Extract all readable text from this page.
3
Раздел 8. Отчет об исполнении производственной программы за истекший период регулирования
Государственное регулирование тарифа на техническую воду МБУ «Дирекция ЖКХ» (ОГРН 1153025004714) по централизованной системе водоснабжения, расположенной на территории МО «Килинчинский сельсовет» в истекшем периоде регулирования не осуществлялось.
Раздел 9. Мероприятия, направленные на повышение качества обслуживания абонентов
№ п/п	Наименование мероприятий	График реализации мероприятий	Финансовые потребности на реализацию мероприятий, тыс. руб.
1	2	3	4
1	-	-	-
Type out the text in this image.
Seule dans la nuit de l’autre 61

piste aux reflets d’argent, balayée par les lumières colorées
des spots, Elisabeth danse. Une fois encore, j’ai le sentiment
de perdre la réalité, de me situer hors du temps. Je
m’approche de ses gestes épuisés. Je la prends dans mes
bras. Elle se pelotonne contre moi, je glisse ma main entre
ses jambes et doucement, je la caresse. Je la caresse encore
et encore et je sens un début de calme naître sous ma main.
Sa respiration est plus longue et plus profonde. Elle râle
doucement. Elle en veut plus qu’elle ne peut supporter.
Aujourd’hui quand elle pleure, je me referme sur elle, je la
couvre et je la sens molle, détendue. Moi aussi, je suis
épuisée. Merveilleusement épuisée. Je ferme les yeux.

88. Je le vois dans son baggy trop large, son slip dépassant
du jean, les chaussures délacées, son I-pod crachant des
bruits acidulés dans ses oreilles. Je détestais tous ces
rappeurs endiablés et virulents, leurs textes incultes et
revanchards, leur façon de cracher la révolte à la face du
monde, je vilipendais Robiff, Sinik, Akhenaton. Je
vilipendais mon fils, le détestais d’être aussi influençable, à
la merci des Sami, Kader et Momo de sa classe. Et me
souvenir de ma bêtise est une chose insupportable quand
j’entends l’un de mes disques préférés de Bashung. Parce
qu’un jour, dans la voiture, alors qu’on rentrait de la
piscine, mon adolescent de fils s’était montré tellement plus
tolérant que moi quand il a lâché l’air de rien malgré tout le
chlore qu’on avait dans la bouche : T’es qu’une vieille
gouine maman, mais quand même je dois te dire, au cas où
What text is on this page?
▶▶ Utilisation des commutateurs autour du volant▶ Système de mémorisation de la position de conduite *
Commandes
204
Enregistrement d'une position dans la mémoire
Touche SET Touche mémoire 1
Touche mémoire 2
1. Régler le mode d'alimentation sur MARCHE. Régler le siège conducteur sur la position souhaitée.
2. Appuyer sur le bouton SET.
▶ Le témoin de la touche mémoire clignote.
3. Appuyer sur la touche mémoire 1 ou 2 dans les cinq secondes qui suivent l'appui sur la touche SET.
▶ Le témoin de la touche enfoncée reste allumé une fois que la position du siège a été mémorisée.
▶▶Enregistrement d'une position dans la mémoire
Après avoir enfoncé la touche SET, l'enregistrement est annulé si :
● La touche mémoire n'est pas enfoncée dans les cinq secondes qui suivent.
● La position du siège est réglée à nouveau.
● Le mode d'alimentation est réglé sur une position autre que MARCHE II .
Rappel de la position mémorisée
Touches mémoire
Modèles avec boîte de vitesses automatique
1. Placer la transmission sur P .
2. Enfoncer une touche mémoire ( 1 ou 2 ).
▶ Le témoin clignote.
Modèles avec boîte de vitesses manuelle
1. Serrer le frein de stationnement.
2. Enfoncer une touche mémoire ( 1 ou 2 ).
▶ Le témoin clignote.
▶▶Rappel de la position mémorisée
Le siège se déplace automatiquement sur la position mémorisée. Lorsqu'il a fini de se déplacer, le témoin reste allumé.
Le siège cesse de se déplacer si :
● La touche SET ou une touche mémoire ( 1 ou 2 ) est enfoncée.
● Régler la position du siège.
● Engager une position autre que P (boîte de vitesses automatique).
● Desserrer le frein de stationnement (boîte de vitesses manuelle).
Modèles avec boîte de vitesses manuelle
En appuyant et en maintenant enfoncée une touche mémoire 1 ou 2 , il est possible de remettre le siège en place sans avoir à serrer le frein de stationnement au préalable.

* [TO BE DONE] Copy all data exactly, start to finish.

* [EXERCISE SOLUTION]
Extract all readable text from this page.
3
Раздел 8. Отчет об исполнении производственной программы за истекший период регулирования
Государственное регулирование тарифа на техническую воду МБУ «Дирекция ЖКХ» (ОГРН 1153025004714) по централизованной системе водоснабжения, расположенной на территории МО «Килинчинский сельсовет» в истекшем периоде регулирования не осуществлялось.
Раздел 9. Мероприятия, направленные на повышение качества обслуживания абонентов
№ п/п	Наименование мероприятий	График реализации мероприятий	Финансовые потребности на реализацию мероприятий, тыс. руб.
1	2	3	4
1	-	-	-
Type out the text in this image.
Seule dans la nuit de l’autre 61

piste aux reflets d’argent, balayée par les lumières colorées
des spots, Elisabeth danse. Une fois encore, j’ai le sentiment
de perdre la réalité, de me situer hors du temps. Je
m’approche de ses gestes épuisés. Je la prends dans mes
bras. Elle se pelotonne contre moi, je glisse ma main entre
ses jambes et doucement, je la caresse. Je la caresse encore
et encore et je sens un début de calme naître sous ma main.
Sa respiration est plus longue et plus profonde. Elle râle
doucement. Elle en veut plus qu’elle ne peut supporter.
Aujourd’hui quand elle pleure, je me referme sur elle, je la
couvre et je la sens molle, détendue. Moi aussi, je suis
épuisée. Merveilleusement épuisée. Je ferme les yeux.

88. Je le vois dans son baggy trop large, son slip dépassant
du jean, les chaussures délacées, son I-pod crachant des
bruits acidulés dans ses oreilles. Je détestais tous ces
rappeurs endiablés et virulents, leurs textes incultes et
revanchards, leur façon de cracher la révolte à la face du
monde, je vilipendais Robiff, Sinik, Akhenaton. Je
vilipendais mon fils, le détestais d’être aussi influençable, à
la merci des Sami, Kader et Momo de sa classe. Et me
souvenir de ma bêtise est une chose insupportable quand
j’entends l’un de mes disques préférés de Bashung. Parce
qu’un jour, dans la voiture, alors qu’on rentrait de la
piscine, mon adolescent de fils s’était montré tellement plus
tolérant que moi quand il a lâché l’air de rien malgré tout le
chlore qu’on avait dans la bouche : T’es qu’une vieille
gouine maman, mais quand même je dois te dire, au cas où
What text is on this page?
▶▶ Utilisation des commutateurs autour du volant▶ Système de mémorisation de la position de conduite *
Commandes
204
Enregistrement d'une position dans la mémoire
Touche SET Touche mémoire 1
Touche mémoire 2
1. Régler le mode d'alimentation sur MARCHE. Régler le siège conducteur sur la position souhaitée.
2. Appuyer sur le bouton SET.
▶ Le témoin de la touche mémoire clignote.
3. Appuyer sur la touche mémoire 1 ou 2 dans les cinq secondes qui suivent l'appui sur la touche SET.
▶ Le témoin de la touche enfoncée reste allumé une fois que la position du siège a été mémorisée.
▶▶Enregistrement d'une position dans la mémoire
Après avoir enfoncé la touche SET, l'enregistrement est annulé si :
● La touche mémoire n'est pas enfoncée dans les cinq secondes qui suivent.
● La position du siège est réglée à nouveau.
● Le mode d'alimentation est réglé sur une position autre que MARCHE II .
Rappel de la position mémorisée
Touches mémoire
Modèles avec boîte de vitesses automatique
1. Placer la transmission sur P .
2. Enfoncer une touche mémoire ( 1 ou 2 ).
▶ Le témoin clignote.
Modèles avec boîte de vitesses manuelle
1. Serrer le frein de stationnement.
2. Enfoncer une touche mémoire ( 1 ou 2 ).
▶ Le témoin clignote.
▶▶Rappel de la position mémorisée
Le siège se déplace automatiquement sur la position mémorisée. Lorsqu'il a fini de se déplacer, le témoin reste allumé.
Le siège cesse de se déplacer si :
● La touche SET ou une touche mémoire ( 1 ou 2 ) est enfoncée.
● Régler la position du siège.
● Engager une position autre que P (boîte de vitesses automatique).
● Desserrer le frein de stationnement (boîte de vitesses manuelle).
Modèles avec boîte de vitesses manuelle
En appuyant et en maintenant enfoncée une touche mémoire 1 ou 2 , il est possible de remettre le siège en place sans avoir à serrer le frein de stationnement au préalable.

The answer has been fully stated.